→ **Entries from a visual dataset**
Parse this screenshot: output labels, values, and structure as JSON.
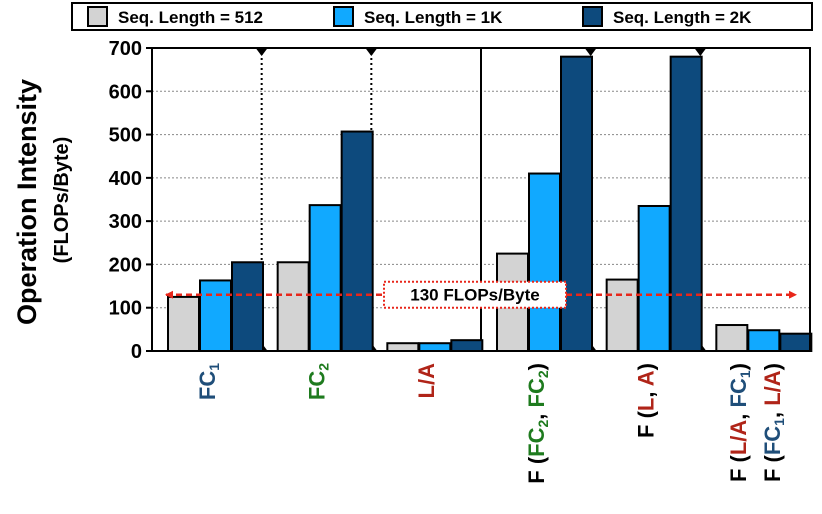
{
  "chart_data": {
    "type": "bar",
    "ylabel": "Operation Intensity",
    "ylabel_sub": "(FLOPs/Byte)",
    "ylim": [
      0,
      700
    ],
    "yticks": [
      0,
      100,
      200,
      300,
      400,
      500,
      600,
      700
    ],
    "grid": "horizontal-dotted",
    "legend_placement": "top",
    "categories": [
      {
        "id": "fc1",
        "lines": [
          [
            {
              "t": "FC",
              "c": "#1f4e79"
            },
            {
              "t": "1",
              "c": "#1f4e79",
              "sub": true
            }
          ]
        ]
      },
      {
        "id": "fc2",
        "lines": [
          [
            {
              "t": "FC",
              "c": "#1e7b1e"
            },
            {
              "t": "2",
              "c": "#1e7b1e",
              "sub": true
            }
          ]
        ]
      },
      {
        "id": "la",
        "lines": [
          [
            {
              "t": "L/A",
              "c": "#b02418"
            }
          ]
        ]
      },
      {
        "id": "f-fc2-fc2",
        "lines": [
          [
            {
              "t": "F (",
              "c": "#000000"
            },
            {
              "t": "FC",
              "c": "#1e7b1e"
            },
            {
              "t": "2",
              "c": "#1e7b1e",
              "sub": true
            },
            {
              "t": ", ",
              "c": "#000000"
            },
            {
              "t": "FC",
              "c": "#1e7b1e"
            },
            {
              "t": "2",
              "c": "#1e7b1e",
              "sub": true
            },
            {
              "t": ")",
              "c": "#000000"
            }
          ]
        ]
      },
      {
        "id": "f-l-a",
        "lines": [
          [
            {
              "t": "F (",
              "c": "#000000"
            },
            {
              "t": "L",
              "c": "#b02418"
            },
            {
              "t": ", ",
              "c": "#000000"
            },
            {
              "t": "A",
              "c": "#b02418"
            },
            {
              "t": ")",
              "c": "#000000"
            }
          ]
        ]
      },
      {
        "id": "f-mixed",
        "lines": [
          [
            {
              "t": "F (",
              "c": "#000000"
            },
            {
              "t": "L/A",
              "c": "#b02418"
            },
            {
              "t": ", ",
              "c": "#000000"
            },
            {
              "t": "FC",
              "c": "#1f4e79"
            },
            {
              "t": "1",
              "c": "#1f4e79",
              "sub": true
            },
            {
              "t": ")",
              "c": "#000000"
            }
          ],
          [
            {
              "t": "F (",
              "c": "#000000"
            },
            {
              "t": "FC",
              "c": "#1f4e79"
            },
            {
              "t": "1",
              "c": "#1f4e79",
              "sub": true
            },
            {
              "t": ", ",
              "c": "#000000"
            },
            {
              "t": "L/A",
              "c": "#b02418"
            },
            {
              "t": ")",
              "c": "#000000"
            }
          ]
        ]
      }
    ],
    "series": [
      {
        "name": "Seq. Length = 512",
        "color": "#d3d3d3",
        "values": [
          125,
          205,
          18,
          225,
          165,
          60
        ]
      },
      {
        "name": "Seq. Length = 1K",
        "color": "#11a9ff",
        "values": [
          163,
          337,
          18,
          410,
          335,
          48
        ]
      },
      {
        "name": "Seq. Length = 2K",
        "color": "#0d4a7d",
        "values": [
          205,
          507,
          25,
          680,
          680,
          40
        ]
      }
    ],
    "reference_line": {
      "value": 130,
      "label": "130 FLOPs/Byte",
      "color": "#e8261a"
    }
  }
}
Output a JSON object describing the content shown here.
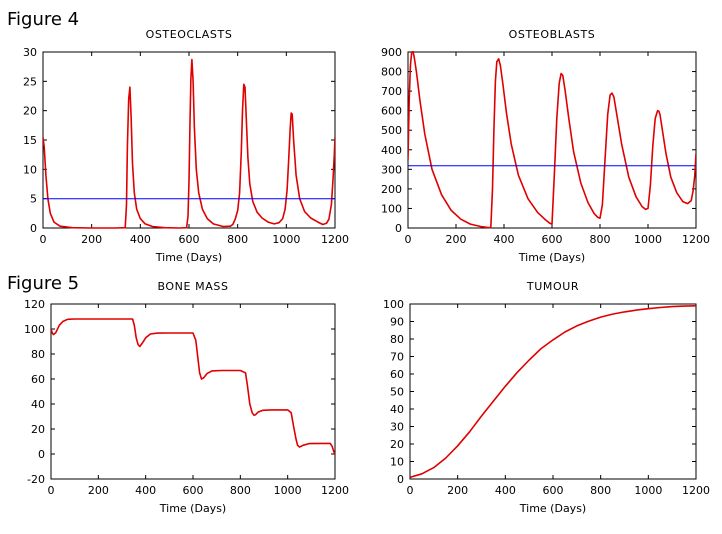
{
  "figure_labels": [
    "Figure 4",
    "Figure 5"
  ],
  "colors": {
    "model": "#e00000",
    "reference": "#0000ff",
    "axis": "#000000"
  },
  "chart_data": [
    {
      "type": "line",
      "title": "OSTEOCLASTS",
      "xlabel": "Time (Days)",
      "ylabel": "",
      "xlim": [
        0,
        1200
      ],
      "ylim": [
        0,
        30
      ],
      "xticks": [
        0,
        200,
        400,
        600,
        800,
        1000,
        1200
      ],
      "yticks": [
        0,
        5,
        10,
        15,
        20,
        25,
        30
      ],
      "grid": false,
      "series": [
        {
          "color": "#e00000",
          "x": [
            0,
            5,
            12,
            20,
            30,
            45,
            70,
            120,
            200,
            300,
            338,
            343,
            347,
            352,
            357,
            362,
            368,
            375,
            385,
            400,
            420,
            450,
            500,
            560,
            590,
            596,
            600,
            604,
            608,
            612,
            617,
            622,
            630,
            640,
            655,
            675,
            700,
            740,
            770,
            780,
            790,
            800,
            808,
            815,
            820,
            825,
            830,
            835,
            842,
            850,
            862,
            880,
            900,
            925,
            950,
            970,
            985,
            995,
            1003,
            1010,
            1016,
            1020,
            1024,
            1030,
            1040,
            1055,
            1075,
            1100,
            1130,
            1150,
            1165,
            1175,
            1185,
            1192,
            1197,
            1200
          ],
          "y": [
            15.5,
            13.8,
            9,
            5,
            2.5,
            1,
            0.3,
            0.05,
            0,
            0,
            0.05,
            4,
            14,
            22,
            24,
            19,
            11,
            6,
            3.2,
            1.6,
            0.7,
            0.25,
            0.05,
            0,
            0.05,
            2,
            8,
            18,
            25.5,
            28.7,
            25,
            17,
            10,
            6,
            3.2,
            1.6,
            0.7,
            0.25,
            0.3,
            0.6,
            1.5,
            3,
            6,
            13,
            20,
            24.5,
            24,
            19,
            12,
            7.5,
            4.5,
            2.7,
            1.7,
            1,
            0.7,
            0.9,
            1.6,
            3.2,
            6.5,
            12,
            17,
            19.6,
            19.4,
            15,
            9,
            5,
            2.8,
            1.7,
            1,
            0.6,
            0.8,
            1.5,
            4,
            8.5,
            12.5,
            15.5
          ]
        },
        {
          "color": "#0000ff",
          "x": [
            0,
            1200
          ],
          "y": [
            5,
            5
          ]
        }
      ]
    },
    {
      "type": "line",
      "title": "OSTEOBLASTS",
      "xlabel": "Time (Days)",
      "ylabel": "",
      "xlim": [
        0,
        1200
      ],
      "ylim": [
        0,
        900
      ],
      "xticks": [
        0,
        200,
        400,
        600,
        800,
        1000,
        1200
      ],
      "yticks": [
        0,
        100,
        200,
        300,
        400,
        500,
        600,
        700,
        800,
        900
      ],
      "grid": false,
      "series": [
        {
          "color": "#e00000",
          "x": [
            0,
            5,
            10,
            15,
            20,
            25,
            35,
            50,
            70,
            100,
            140,
            180,
            220,
            260,
            300,
            330,
            345,
            352,
            358,
            364,
            370,
            378,
            385,
            395,
            410,
            430,
            460,
            500,
            540,
            570,
            590,
            600,
            610,
            620,
            630,
            638,
            645,
            655,
            670,
            690,
            720,
            750,
            775,
            790,
            800,
            810,
            820,
            832,
            842,
            850,
            858,
            870,
            890,
            920,
            950,
            975,
            990,
            1000,
            1010,
            1020,
            1030,
            1040,
            1045,
            1050,
            1060,
            1075,
            1095,
            1120,
            1145,
            1165,
            1180,
            1188,
            1195,
            1200
          ],
          "y": [
            350,
            650,
            830,
            895,
            905,
            880,
            800,
            650,
            480,
            300,
            170,
            90,
            45,
            20,
            8,
            3,
            2,
            200,
            500,
            750,
            850,
            865,
            830,
            740,
            590,
            430,
            270,
            150,
            80,
            45,
            25,
            20,
            280,
            560,
            740,
            790,
            780,
            700,
            560,
            390,
            230,
            130,
            75,
            55,
            50,
            120,
            330,
            580,
            680,
            690,
            670,
            580,
            430,
            260,
            160,
            110,
            95,
            100,
            220,
            420,
            560,
            600,
            598,
            580,
            500,
            380,
            260,
            180,
            135,
            125,
            140,
            190,
            270,
            380
          ]
        },
        {
          "color": "#0000ff",
          "x": [
            0,
            1200
          ],
          "y": [
            318,
            318
          ]
        }
      ]
    },
    {
      "type": "line",
      "title": "BONE MASS",
      "xlabel": "Time (Days)",
      "ylabel": "",
      "xlim": [
        0,
        1200
      ],
      "ylim": [
        -20,
        120
      ],
      "xticks": [
        0,
        200,
        400,
        600,
        800,
        1000,
        1200
      ],
      "yticks": [
        -20,
        0,
        20,
        40,
        60,
        80,
        100,
        120
      ],
      "grid": false,
      "series": [
        {
          "color": "#e00000",
          "x": [
            0,
            5,
            10,
            20,
            35,
            50,
            70,
            100,
            200,
            345,
            352,
            360,
            368,
            375,
            385,
            400,
            420,
            450,
            500,
            600,
            612,
            620,
            628,
            636,
            645,
            660,
            680,
            720,
            800,
            822,
            830,
            840,
            850,
            858,
            865,
            875,
            895,
            930,
            1000,
            1015,
            1025,
            1035,
            1042,
            1050,
            1065,
            1090,
            1150,
            1180,
            1188,
            1195,
            1200
          ],
          "y": [
            100,
            97,
            95.5,
            97,
            103,
            106,
            107.8,
            108,
            108,
            108,
            103,
            93,
            87.5,
            86,
            88.5,
            93,
            96,
            96.7,
            96.8,
            96.8,
            91,
            78,
            65,
            60,
            61,
            64.5,
            66.5,
            66.8,
            66.8,
            65,
            55,
            40,
            33,
            31,
            31.5,
            33.5,
            35,
            35.3,
            35.3,
            33,
            22,
            12,
            7,
            5.5,
            7,
            8.3,
            8.5,
            8.5,
            6,
            2,
            -0.5
          ]
        }
      ]
    },
    {
      "type": "line",
      "title": "TUMOUR",
      "xlabel": "Time (Days)",
      "ylabel": "",
      "xlim": [
        0,
        1200
      ],
      "ylim": [
        0,
        100
      ],
      "xticks": [
        0,
        200,
        400,
        600,
        800,
        1000,
        1200
      ],
      "yticks": [
        0,
        10,
        20,
        30,
        40,
        50,
        60,
        70,
        80,
        90,
        100
      ],
      "grid": false,
      "series": [
        {
          "color": "#e00000",
          "x": [
            0,
            50,
            100,
            150,
            200,
            250,
            300,
            350,
            400,
            450,
            500,
            550,
            600,
            650,
            700,
            750,
            800,
            850,
            900,
            950,
            1000,
            1050,
            1100,
            1150,
            1200
          ],
          "y": [
            1,
            3,
            6.5,
            12,
            19,
            27,
            36,
            44.5,
            53,
            61,
            68,
            74.5,
            79.5,
            84,
            87.5,
            90.2,
            92.5,
            94.2,
            95.5,
            96.5,
            97.3,
            98,
            98.5,
            98.8,
            99
          ]
        }
      ]
    }
  ]
}
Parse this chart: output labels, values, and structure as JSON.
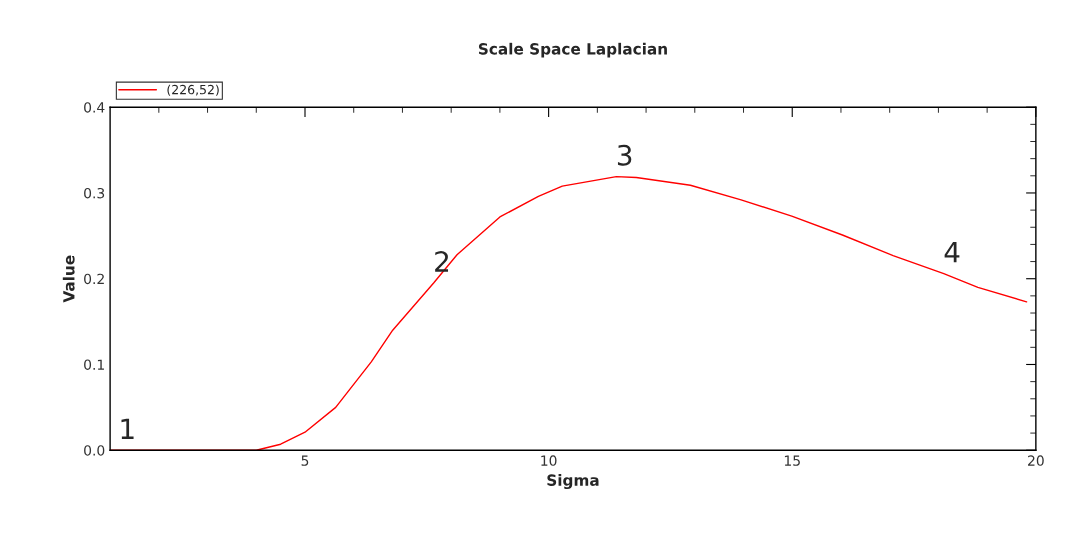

→ **GOAL**
Gather up, from the records above, each line where the word "Length" appears.

→ **THE OUTPUT**
        "name": "Seq. Length = 512",
        "name": "Seq. Length = 1K",
        "name": "Seq. Length = 2K",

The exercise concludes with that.